Go over the entries below line by line, copying each one that contains the word "проживающим".
******
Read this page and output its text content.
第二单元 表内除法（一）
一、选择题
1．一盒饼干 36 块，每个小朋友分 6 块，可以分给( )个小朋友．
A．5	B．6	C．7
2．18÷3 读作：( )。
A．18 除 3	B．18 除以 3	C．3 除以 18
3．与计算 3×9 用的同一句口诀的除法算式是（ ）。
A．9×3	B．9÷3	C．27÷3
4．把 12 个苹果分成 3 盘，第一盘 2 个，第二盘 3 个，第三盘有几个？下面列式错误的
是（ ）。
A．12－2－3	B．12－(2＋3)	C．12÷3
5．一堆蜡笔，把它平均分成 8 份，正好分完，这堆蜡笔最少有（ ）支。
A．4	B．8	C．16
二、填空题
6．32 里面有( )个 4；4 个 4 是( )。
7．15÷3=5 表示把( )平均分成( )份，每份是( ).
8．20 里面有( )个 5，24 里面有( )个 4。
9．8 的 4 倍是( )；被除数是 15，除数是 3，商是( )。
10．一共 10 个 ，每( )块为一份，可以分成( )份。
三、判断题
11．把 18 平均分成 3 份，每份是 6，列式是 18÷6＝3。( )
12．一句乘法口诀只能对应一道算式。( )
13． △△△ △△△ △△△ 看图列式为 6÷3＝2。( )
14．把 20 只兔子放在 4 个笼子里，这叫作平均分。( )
******
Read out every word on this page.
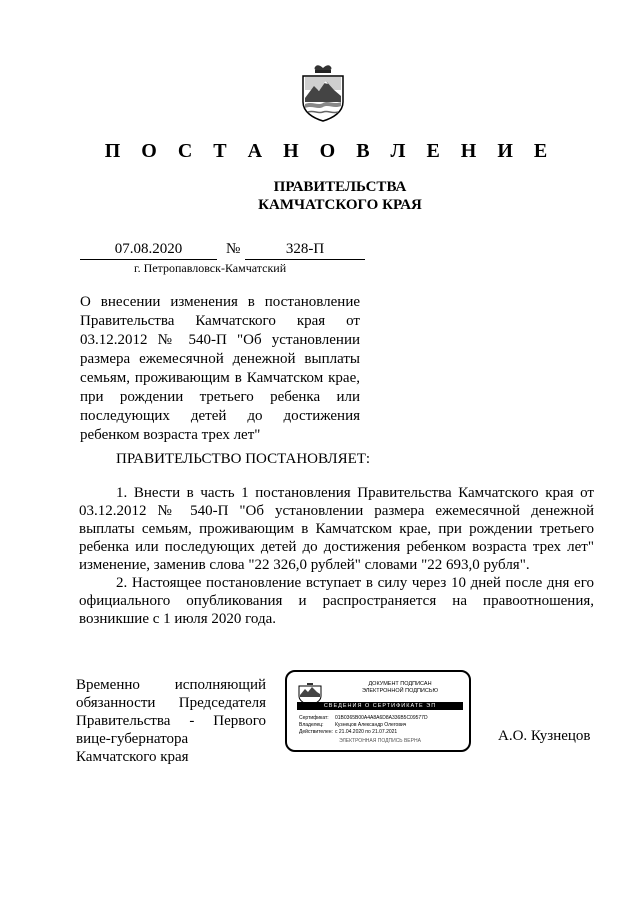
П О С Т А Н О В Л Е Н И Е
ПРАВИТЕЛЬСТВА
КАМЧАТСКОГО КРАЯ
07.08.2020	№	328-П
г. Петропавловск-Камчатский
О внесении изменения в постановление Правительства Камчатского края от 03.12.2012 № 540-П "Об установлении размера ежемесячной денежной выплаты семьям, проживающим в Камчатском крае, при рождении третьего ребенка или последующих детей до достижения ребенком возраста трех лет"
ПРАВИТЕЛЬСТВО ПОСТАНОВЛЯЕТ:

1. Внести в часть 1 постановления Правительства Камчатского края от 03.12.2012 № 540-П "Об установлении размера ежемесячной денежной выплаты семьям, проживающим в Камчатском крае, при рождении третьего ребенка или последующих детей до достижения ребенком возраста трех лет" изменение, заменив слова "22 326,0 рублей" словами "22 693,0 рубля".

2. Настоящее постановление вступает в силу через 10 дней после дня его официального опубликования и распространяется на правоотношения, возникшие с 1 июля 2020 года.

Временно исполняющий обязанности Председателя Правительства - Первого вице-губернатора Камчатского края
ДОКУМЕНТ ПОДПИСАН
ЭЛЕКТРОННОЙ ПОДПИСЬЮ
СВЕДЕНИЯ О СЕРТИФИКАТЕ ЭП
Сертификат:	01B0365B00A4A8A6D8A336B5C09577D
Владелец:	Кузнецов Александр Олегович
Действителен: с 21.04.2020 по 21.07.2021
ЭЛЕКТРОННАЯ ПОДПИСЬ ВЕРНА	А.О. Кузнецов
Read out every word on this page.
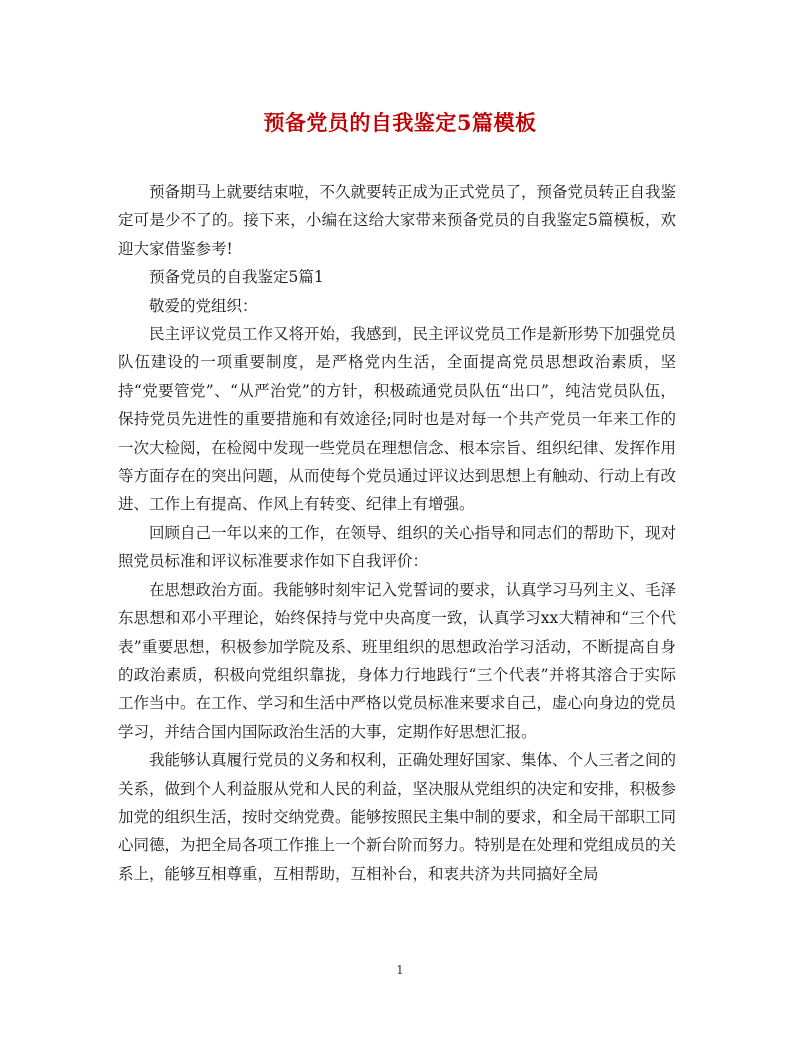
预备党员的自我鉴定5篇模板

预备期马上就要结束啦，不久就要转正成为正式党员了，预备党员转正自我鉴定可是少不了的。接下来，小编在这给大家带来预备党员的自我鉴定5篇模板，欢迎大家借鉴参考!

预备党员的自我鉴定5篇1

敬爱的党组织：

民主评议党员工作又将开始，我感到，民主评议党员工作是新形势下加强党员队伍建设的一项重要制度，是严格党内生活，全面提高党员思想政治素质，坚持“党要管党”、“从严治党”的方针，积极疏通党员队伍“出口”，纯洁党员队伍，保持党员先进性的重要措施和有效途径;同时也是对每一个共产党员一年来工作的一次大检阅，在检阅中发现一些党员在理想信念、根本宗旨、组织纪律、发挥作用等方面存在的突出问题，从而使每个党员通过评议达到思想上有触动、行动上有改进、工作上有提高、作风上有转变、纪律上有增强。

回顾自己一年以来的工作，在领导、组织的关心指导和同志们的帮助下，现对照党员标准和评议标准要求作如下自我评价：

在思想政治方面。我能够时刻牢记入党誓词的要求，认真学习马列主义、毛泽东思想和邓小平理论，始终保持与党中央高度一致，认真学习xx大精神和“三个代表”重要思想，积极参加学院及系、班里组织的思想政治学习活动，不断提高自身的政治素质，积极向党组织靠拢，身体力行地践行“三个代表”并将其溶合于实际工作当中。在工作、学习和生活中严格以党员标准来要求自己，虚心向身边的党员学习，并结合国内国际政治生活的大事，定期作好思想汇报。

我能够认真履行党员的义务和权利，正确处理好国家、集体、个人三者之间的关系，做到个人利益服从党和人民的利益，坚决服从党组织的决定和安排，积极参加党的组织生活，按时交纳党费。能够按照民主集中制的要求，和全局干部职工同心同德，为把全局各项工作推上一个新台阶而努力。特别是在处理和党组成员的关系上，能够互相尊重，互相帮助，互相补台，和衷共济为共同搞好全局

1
******
Task answer —
О внесении изменения в постановление Правительства Камчатского края от 03.12.2012 № 540-П "Об установлении размера ежемесячной денежной выплаты семьям, проживающим в Камчатском крае, при рождении третьего ребенка или последующих детей до достижения ребенком возраста трех лет"
1. Внести в часть 1 постановления Правительства Камчатского края от 03.12.2012 № 540-П "Об установлении размера ежемесячной денежной выплаты семьям, проживающим в Камчатском крае, при рождении третьего ребенка или последующих детей до достижения ребенком возраста трех лет" изменение, заменив слова "22 326,0 рублей" словами "22 693,0 рубля".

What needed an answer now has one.